### Data
━━━━━━━━━━━━━━━━━━━━━━━━━━━━━━
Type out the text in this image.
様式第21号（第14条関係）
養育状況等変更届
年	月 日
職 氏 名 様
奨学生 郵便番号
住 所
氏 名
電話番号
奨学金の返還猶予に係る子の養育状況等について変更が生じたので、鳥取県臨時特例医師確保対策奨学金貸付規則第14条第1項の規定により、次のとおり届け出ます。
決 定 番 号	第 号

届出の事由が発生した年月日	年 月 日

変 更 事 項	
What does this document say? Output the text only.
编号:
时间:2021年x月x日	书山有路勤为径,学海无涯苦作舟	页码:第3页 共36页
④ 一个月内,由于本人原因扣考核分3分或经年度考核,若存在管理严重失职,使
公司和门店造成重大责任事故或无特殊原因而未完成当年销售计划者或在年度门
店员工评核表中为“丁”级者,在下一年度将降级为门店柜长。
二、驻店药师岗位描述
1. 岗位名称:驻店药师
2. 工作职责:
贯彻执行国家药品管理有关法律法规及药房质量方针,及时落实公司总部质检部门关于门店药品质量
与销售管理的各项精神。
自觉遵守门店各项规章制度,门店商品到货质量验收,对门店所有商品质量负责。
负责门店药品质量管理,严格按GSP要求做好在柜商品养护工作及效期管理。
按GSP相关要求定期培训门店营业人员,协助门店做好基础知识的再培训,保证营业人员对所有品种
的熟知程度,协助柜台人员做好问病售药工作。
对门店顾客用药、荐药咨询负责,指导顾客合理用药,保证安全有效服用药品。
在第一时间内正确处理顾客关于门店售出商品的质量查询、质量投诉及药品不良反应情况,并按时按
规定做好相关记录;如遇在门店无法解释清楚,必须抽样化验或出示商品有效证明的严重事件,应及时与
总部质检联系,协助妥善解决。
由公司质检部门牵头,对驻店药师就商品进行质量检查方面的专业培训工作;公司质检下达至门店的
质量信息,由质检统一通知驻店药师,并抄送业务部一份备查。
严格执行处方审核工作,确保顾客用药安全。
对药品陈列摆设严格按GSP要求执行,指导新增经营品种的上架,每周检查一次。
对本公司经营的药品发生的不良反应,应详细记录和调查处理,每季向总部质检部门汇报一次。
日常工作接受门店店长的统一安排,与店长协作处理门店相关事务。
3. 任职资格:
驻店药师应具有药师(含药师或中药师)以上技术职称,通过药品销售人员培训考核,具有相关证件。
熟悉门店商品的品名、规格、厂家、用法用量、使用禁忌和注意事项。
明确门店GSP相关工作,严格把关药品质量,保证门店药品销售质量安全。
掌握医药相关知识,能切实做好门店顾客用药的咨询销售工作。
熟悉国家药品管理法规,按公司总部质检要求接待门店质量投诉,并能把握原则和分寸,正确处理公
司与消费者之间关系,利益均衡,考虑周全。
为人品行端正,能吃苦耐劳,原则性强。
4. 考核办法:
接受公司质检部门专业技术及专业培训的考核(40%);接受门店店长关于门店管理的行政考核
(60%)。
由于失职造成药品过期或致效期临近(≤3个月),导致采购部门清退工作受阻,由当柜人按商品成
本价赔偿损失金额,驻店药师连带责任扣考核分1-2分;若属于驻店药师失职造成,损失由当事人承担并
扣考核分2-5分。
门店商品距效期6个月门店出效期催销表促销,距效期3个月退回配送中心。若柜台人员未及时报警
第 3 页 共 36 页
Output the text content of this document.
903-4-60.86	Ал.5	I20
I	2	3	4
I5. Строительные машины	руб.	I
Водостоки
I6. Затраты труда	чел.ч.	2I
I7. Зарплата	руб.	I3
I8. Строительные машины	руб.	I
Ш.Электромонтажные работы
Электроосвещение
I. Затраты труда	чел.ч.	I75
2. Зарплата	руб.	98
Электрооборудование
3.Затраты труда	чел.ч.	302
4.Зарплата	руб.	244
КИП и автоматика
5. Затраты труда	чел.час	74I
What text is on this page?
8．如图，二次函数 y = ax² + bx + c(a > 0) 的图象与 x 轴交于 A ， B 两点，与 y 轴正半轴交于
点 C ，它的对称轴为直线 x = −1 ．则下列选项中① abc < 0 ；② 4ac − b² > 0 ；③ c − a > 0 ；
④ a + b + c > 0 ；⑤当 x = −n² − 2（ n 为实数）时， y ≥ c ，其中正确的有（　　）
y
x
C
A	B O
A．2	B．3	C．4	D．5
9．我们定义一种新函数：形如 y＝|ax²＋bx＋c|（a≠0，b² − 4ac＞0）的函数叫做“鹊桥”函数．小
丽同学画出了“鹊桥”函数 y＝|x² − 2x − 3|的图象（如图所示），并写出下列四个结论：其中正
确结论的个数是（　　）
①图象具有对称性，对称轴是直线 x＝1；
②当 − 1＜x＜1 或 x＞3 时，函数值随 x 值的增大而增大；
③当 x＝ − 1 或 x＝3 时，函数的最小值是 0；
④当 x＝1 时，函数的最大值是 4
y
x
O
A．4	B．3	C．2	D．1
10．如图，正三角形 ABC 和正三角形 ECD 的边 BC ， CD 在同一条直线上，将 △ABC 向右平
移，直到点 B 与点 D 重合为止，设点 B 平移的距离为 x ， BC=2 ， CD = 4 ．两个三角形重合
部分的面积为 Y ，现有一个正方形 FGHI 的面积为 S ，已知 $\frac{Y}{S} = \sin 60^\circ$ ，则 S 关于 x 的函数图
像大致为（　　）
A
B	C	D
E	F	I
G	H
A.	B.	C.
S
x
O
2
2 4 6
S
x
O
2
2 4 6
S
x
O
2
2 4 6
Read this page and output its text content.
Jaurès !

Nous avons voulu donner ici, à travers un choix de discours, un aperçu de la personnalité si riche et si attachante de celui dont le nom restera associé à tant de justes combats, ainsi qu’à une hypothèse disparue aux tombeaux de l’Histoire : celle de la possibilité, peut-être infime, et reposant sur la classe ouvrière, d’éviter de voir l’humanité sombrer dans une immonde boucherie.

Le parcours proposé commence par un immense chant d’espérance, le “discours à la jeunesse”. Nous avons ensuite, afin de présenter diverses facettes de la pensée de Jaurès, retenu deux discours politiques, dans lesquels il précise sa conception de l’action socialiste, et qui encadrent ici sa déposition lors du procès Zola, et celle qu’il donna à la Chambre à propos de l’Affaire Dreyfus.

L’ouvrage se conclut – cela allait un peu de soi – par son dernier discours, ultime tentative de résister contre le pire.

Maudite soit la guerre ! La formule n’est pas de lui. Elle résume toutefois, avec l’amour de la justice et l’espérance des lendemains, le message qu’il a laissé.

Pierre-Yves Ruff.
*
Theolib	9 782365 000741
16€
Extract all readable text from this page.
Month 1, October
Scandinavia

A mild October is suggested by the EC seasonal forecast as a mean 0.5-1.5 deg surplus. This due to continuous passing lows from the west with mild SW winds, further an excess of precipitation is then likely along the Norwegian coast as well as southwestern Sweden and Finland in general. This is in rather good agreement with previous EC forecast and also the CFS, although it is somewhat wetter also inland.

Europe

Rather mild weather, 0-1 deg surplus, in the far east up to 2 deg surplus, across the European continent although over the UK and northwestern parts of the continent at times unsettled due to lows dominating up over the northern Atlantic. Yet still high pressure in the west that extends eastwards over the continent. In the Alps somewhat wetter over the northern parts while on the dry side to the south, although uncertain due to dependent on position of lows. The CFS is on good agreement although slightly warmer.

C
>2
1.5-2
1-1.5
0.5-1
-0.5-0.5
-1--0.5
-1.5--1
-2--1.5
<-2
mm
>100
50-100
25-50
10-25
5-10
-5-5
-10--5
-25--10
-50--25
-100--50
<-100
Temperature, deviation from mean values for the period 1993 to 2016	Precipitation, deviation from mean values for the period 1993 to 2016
━━━━━━━━━━━━━━━━━━━━━━━━━━━━━━
### Given task
Repeat every entry word for word.

### Task response
Type out the text in this image.
様式第21号（第14条関係）
養育状況等変更届
年	月 日
職 氏 名 様
奨学生 郵便番号
住 所
氏 名
電話番号
奨学金の返還猶予に係る子の養育状況等について変更が生じたので、鳥取県臨時特例医師確保対策奨学金貸付規則第14条第1項の規定により、次のとおり届け出ます。
決 定 番 号	第 号

届出の事由が発生した年月日	年 月 日

変 更 事 項	
What does this document say? Output the text only.
编号:
时间:2021年x月x日	书山有路勤为径,学海无涯苦作舟	页码:第3页 共36页
④ 一个月内,由于本人原因扣考核分3分或经年度考核,若存在管理严重失职,使
公司和门店造成重大责任事故或无特殊原因而未完成当年销售计划者或在年度门
店员工评核表中为“丁”级者,在下一年度将降级为门店柜长。
二、驻店药师岗位描述
1. 岗位名称:驻店药师
2. 工作职责:
贯彻执行国家药品管理有关法律法规及药房质量方针,及时落实公司总部质检部门关于门店药品质量
与销售管理的各项精神。
自觉遵守门店各项规章制度,门店商品到货质量验收,对门店所有商品质量负责。
负责门店药品质量管理,严格按GSP要求做好在柜商品养护工作及效期管理。
按GSP相关要求定期培训门店营业人员,协助门店做好基础知识的再培训,保证营业人员对所有品种
的熟知程度,协助柜台人员做好问病售药工作。
对门店顾客用药、荐药咨询负责,指导顾客合理用药,保证安全有效服用药品。
在第一时间内正确处理顾客关于门店售出商品的质量查询、质量投诉及药品不良反应情况,并按时按
规定做好相关记录;如遇在门店无法解释清楚,必须抽样化验或出示商品有效证明的严重事件,应及时与
总部质检联系,协助妥善解决。
由公司质检部门牵头,对驻店药师就商品进行质量检查方面的专业培训工作;公司质检下达至门店的
质量信息,由质检统一通知驻店药师,并抄送业务部一份备查。
严格执行处方审核工作,确保顾客用药安全。
对药品陈列摆设严格按GSP要求执行,指导新增经营品种的上架,每周检查一次。
对本公司经营的药品发生的不良反应,应详细记录和调查处理,每季向总部质检部门汇报一次。
日常工作接受门店店长的统一安排,与店长协作处理门店相关事务。
3. 任职资格:
驻店药师应具有药师(含药师或中药师)以上技术职称,通过药品销售人员培训考核,具有相关证件。
熟悉门店商品的品名、规格、厂家、用法用量、使用禁忌和注意事项。
明确门店GSP相关工作,严格把关药品质量,保证门店药品销售质量安全。
掌握医药相关知识,能切实做好门店顾客用药的咨询销售工作。
熟悉国家药品管理法规,按公司总部质检要求接待门店质量投诉,并能把握原则和分寸,正确处理公
司与消费者之间关系,利益均衡,考虑周全。
为人品行端正,能吃苦耐劳,原则性强。
4. 考核办法:
接受公司质检部门专业技术及专业培训的考核(40%);接受门店店长关于门店管理的行政考核
(60%)。
由于失职造成药品过期或致效期临近(≤3个月),导致采购部门清退工作受阻,由当柜人按商品成
本价赔偿损失金额,驻店药师连带责任扣考核分1-2分;若属于驻店药师失职造成,损失由当事人承担并
扣考核分2-5分。
门店商品距效期6个月门店出效期催销表促销,距效期3个月退回配送中心。若柜台人员未及时报警
第 3 页 共 36 页
Output the text content of this document.
903-4-60.86	Ал.5	I20
I	2	3	4
I5. Строительные машины	руб.	I
Водостоки
I6. Затраты труда	чел.ч.	2I
I7. Зарплата	руб.	I3
I8. Строительные машины	руб.	I
Ш.Электромонтажные работы
Электроосвещение
I. Затраты труда	чел.ч.	I75
2. Зарплата	руб.	98
Электрооборудование
3.Затраты труда	чел.ч.	302
4.Зарплата	руб.	244
КИП и автоматика
5. Затраты труда	чел.час	74I
What text is on this page?
8．如图，二次函数 y = ax² + bx + c(a > 0) 的图象与 x 轴交于 A ， B 两点，与 y 轴正半轴交于
点 C ，它的对称轴为直线 x = −1 ．则下列选项中① abc < 0 ；② 4ac − b² > 0 ；③ c − a > 0 ；
④ a + b + c > 0 ；⑤当 x = −n² − 2（ n 为实数）时， y ≥ c ，其中正确的有（　　）
y
x
C
A	B O
A．2	B．3	C．4	D．5
9．我们定义一种新函数：形如 y＝|ax²＋bx＋c|（a≠0，b² − 4ac＞0）的函数叫做“鹊桥”函数．小
丽同学画出了“鹊桥”函数 y＝|x² − 2x − 3|的图象（如图所示），并写出下列四个结论：其中正
确结论的个数是（　　）
①图象具有对称性，对称轴是直线 x＝1；
②当 − 1＜x＜1 或 x＞3 时，函数值随 x 值的增大而增大；
③当 x＝ − 1 或 x＝3 时，函数的最小值是 0；
④当 x＝1 时，函数的最大值是 4
y
x
O
A．4	B．3	C．2	D．1
10．如图，正三角形 ABC 和正三角形 ECD 的边 BC ， CD 在同一条直线上，将 △ABC 向右平
移，直到点 B 与点 D 重合为止，设点 B 平移的距离为 x ， BC=2 ， CD = 4 ．两个三角形重合
部分的面积为 Y ，现有一个正方形 FGHI 的面积为 S ，已知 $\frac{Y}{S} = \sin 60^\circ$ ，则 S 关于 x 的函数图
像大致为（　　）
A
B	C	D
E	F	I
G	H
A.	B.	C.
S
x
O
2
2 4 6
S
x
O
2
2 4 6
S
x
O
2
2 4 6
Read this page and output its text content.
Jaurès !

Nous avons voulu donner ici, à travers un choix de discours, un aperçu de la personnalité si riche et si attachante de celui dont le nom restera associé à tant de justes combats, ainsi qu’à une hypothèse disparue aux tombeaux de l’Histoire : celle de la possibilité, peut-être infime, et reposant sur la classe ouvrière, d’éviter de voir l’humanité sombrer dans une immonde boucherie.

Le parcours proposé commence par un immense chant d’espérance, le “discours à la jeunesse”. Nous avons ensuite, afin de présenter diverses facettes de la pensée de Jaurès, retenu deux discours politiques, dans lesquels il précise sa conception de l’action socialiste, et qui encadrent ici sa déposition lors du procès Zola, et celle qu’il donna à la Chambre à propos de l’Affaire Dreyfus.

L’ouvrage se conclut – cela allait un peu de soi – par son dernier discours, ultime tentative de résister contre le pire.

Maudite soit la guerre ! La formule n’est pas de lui. Elle résume toutefois, avec l’amour de la justice et l’espérance des lendemains, le message qu’il a laissé.

Pierre-Yves Ruff.
*
Theolib	9 782365 000741
16€
Extract all readable text from this page.
Month 1, October
Scandinavia

A mild October is suggested by the EC seasonal forecast as a mean 0.5-1.5 deg surplus. This due to continuous passing lows from the west with mild SW winds, further an excess of precipitation is then likely along the Norwegian coast as well as southwestern Sweden and Finland in general. This is in rather good agreement with previous EC forecast and also the CFS, although it is somewhat wetter also inland.

Europe

Rather mild weather, 0-1 deg surplus, in the far east up to 2 deg surplus, across the European continent although over the UK and northwestern parts of the continent at times unsettled due to lows dominating up over the northern Atlantic. Yet still high pressure in the west that extends eastwards over the continent. In the Alps somewhat wetter over the northern parts while on the dry side to the south, although uncertain due to dependent on position of lows. The CFS is on good agreement although slightly warmer.

C
>2
1.5-2
1-1.5
0.5-1
-0.5-0.5
-1--0.5
-1.5--1
-2--1.5
<-2
mm
>100
50-100
25-50
10-25
5-10
-5-5
-10--5
-25--10
-50--25
-100--50
<-100
Temperature, deviation from mean values for the period 1993 to 2016	Precipitation, deviation from mean values for the period 1993 to 2016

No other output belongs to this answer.